■ **TASK OBJECTIVE**: From the listing below, pull out all lines with "screenshot" in them.
══════
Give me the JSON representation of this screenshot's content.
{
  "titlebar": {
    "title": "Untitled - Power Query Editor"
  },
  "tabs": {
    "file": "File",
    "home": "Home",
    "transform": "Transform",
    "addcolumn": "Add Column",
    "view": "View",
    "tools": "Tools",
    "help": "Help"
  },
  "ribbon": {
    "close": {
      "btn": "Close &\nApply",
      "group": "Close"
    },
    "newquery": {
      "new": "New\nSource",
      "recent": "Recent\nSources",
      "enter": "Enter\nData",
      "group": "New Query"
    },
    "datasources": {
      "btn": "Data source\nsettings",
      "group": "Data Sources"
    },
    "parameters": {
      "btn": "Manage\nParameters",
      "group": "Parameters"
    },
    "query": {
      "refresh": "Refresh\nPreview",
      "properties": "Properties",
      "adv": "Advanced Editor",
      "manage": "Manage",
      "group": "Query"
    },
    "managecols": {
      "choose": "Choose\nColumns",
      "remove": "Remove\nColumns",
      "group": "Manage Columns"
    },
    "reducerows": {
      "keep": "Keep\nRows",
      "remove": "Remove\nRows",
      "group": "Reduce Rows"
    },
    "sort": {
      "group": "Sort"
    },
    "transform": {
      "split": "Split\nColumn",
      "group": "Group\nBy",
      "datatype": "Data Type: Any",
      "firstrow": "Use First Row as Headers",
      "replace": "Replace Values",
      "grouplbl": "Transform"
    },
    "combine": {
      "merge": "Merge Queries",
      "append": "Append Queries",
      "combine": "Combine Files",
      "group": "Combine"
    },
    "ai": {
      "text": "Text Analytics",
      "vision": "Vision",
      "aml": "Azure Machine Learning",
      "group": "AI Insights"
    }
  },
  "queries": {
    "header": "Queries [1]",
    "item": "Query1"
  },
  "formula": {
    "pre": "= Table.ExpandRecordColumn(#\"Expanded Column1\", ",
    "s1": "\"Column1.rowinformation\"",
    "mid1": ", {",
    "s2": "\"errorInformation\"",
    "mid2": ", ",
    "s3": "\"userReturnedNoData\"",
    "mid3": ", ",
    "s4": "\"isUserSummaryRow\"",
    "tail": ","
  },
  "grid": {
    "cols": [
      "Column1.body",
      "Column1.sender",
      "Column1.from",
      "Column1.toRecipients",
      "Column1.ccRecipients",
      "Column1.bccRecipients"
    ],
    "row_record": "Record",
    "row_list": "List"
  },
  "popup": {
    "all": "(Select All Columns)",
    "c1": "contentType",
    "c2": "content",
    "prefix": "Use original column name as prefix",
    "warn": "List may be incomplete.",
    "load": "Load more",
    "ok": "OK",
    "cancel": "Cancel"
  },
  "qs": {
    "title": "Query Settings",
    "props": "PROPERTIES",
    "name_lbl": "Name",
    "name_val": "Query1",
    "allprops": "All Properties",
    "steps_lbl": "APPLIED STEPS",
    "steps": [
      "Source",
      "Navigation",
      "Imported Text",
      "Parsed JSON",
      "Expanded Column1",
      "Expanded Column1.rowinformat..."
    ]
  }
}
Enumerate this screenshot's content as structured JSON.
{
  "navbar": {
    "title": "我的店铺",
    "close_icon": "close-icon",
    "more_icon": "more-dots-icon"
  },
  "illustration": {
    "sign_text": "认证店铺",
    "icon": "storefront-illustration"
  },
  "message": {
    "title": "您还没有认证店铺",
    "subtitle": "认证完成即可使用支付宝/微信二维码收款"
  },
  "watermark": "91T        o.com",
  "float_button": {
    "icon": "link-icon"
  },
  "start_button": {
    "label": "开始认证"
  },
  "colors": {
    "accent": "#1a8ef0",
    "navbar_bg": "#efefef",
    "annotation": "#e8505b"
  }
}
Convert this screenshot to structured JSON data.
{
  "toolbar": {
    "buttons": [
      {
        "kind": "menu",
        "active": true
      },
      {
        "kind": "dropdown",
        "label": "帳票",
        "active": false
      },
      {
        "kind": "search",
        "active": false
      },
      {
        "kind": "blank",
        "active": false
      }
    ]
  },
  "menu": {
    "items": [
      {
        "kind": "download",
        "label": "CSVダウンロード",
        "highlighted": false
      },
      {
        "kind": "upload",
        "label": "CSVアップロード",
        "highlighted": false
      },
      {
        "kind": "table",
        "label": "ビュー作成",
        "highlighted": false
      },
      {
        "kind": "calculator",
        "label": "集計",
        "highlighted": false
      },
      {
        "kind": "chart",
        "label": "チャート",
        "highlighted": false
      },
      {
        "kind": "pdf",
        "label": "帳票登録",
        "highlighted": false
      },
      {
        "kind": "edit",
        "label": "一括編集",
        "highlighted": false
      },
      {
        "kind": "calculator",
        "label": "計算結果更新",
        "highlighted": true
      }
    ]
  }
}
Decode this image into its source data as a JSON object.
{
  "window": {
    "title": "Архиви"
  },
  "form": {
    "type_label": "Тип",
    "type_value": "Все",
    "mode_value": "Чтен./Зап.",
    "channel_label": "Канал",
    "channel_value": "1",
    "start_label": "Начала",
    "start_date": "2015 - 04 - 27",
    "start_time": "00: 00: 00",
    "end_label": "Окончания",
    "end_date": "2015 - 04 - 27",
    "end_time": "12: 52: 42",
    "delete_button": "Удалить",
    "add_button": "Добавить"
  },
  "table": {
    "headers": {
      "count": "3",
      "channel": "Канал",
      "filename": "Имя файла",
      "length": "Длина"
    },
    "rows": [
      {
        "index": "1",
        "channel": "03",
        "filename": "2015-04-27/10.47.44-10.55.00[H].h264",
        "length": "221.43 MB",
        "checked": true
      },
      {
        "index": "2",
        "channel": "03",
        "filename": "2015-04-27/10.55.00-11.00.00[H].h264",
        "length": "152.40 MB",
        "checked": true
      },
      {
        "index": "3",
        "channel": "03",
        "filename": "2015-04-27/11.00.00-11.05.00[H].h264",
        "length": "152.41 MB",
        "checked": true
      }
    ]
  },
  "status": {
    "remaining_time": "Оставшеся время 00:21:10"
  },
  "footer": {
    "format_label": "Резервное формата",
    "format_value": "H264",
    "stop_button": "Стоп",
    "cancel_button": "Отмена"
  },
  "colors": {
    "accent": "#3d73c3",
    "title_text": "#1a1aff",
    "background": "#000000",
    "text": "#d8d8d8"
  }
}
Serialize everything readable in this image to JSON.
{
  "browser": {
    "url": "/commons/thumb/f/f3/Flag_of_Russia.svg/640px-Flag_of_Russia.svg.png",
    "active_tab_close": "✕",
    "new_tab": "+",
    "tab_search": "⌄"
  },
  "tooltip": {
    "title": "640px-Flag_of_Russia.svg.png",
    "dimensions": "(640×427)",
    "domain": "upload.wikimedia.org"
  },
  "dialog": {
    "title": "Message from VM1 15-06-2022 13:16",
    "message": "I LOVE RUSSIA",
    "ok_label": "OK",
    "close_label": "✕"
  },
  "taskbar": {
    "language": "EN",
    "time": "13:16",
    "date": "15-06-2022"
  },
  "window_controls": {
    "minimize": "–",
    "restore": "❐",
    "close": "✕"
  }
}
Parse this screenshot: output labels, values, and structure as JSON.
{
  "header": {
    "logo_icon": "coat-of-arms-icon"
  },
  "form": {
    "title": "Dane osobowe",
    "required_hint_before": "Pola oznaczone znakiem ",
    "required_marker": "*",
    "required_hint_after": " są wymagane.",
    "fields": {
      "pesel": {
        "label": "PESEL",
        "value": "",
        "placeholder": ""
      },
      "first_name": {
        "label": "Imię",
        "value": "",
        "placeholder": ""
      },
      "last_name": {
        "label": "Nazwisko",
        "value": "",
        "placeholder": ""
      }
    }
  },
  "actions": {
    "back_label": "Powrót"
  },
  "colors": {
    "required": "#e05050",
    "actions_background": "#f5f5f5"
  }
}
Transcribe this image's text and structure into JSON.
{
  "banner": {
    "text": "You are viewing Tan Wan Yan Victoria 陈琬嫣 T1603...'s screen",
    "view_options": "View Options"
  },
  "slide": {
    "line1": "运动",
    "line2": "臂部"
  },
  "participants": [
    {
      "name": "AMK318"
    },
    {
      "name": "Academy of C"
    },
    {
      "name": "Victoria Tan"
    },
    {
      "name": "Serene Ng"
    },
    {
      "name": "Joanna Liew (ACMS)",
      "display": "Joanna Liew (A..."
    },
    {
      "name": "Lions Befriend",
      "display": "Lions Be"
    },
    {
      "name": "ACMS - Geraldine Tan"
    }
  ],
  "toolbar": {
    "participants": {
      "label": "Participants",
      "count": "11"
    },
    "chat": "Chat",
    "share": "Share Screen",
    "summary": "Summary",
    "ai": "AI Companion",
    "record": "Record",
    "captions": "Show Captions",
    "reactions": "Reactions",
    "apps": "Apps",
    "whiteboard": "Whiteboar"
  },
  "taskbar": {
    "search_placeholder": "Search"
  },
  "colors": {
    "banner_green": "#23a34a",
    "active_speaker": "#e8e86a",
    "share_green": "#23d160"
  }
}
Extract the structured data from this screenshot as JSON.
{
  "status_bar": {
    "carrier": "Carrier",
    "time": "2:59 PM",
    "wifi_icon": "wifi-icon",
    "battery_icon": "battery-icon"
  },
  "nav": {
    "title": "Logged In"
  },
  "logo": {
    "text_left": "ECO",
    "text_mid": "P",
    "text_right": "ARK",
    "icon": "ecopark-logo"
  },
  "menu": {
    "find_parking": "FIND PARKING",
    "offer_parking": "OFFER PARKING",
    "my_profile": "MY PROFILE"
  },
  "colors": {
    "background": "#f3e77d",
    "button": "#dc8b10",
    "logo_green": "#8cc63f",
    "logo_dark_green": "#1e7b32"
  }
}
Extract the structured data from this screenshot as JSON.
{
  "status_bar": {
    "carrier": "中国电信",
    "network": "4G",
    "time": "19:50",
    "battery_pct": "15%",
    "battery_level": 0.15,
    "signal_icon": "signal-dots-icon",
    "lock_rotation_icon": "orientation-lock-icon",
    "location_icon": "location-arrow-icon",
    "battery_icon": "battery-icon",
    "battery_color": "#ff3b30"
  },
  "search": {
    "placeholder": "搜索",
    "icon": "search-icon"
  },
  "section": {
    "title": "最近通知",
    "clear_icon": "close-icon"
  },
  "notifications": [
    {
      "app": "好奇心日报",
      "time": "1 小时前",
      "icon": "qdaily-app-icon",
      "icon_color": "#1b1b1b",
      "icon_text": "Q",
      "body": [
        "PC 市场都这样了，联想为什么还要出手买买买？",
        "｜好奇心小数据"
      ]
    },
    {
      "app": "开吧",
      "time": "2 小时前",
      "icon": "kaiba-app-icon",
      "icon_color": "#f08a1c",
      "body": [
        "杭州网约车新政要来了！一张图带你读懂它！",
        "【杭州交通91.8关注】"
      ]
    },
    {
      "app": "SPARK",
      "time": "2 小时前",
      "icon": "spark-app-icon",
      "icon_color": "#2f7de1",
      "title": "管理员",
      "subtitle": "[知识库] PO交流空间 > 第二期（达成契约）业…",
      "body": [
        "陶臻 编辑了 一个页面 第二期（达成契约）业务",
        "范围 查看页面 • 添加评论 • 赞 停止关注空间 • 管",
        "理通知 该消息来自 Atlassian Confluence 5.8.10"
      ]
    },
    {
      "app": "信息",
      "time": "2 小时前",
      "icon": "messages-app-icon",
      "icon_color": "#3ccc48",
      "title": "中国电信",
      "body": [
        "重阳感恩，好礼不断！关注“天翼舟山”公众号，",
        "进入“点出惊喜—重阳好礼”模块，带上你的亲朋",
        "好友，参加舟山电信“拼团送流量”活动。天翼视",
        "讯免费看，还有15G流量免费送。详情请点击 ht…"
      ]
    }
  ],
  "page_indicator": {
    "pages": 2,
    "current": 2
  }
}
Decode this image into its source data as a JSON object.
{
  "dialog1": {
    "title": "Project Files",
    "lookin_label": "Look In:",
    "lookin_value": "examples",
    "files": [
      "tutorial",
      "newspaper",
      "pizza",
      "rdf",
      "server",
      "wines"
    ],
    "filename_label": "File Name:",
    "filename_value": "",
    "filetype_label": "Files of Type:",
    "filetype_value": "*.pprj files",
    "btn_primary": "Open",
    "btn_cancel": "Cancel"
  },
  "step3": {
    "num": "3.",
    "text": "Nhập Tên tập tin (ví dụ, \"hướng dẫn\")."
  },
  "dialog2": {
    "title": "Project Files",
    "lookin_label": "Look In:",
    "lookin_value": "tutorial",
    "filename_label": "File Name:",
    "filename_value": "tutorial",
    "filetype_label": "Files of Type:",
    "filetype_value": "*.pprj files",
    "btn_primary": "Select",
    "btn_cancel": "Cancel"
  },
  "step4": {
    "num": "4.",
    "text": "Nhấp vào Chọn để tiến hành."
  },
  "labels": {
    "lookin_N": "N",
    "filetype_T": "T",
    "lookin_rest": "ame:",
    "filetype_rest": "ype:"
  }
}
══════
■ **FULL SOLUTION**:
Give me the JSON representation of this screenshot's content.
Enumerate this screenshot's content as structured JSON.
Convert this screenshot to structured JSON data.
Parse this screenshot: output labels, values, and structure as JSON.
Extract the structured data from this screenshot as JSON.
Extract the structured data from this screenshot as JSON.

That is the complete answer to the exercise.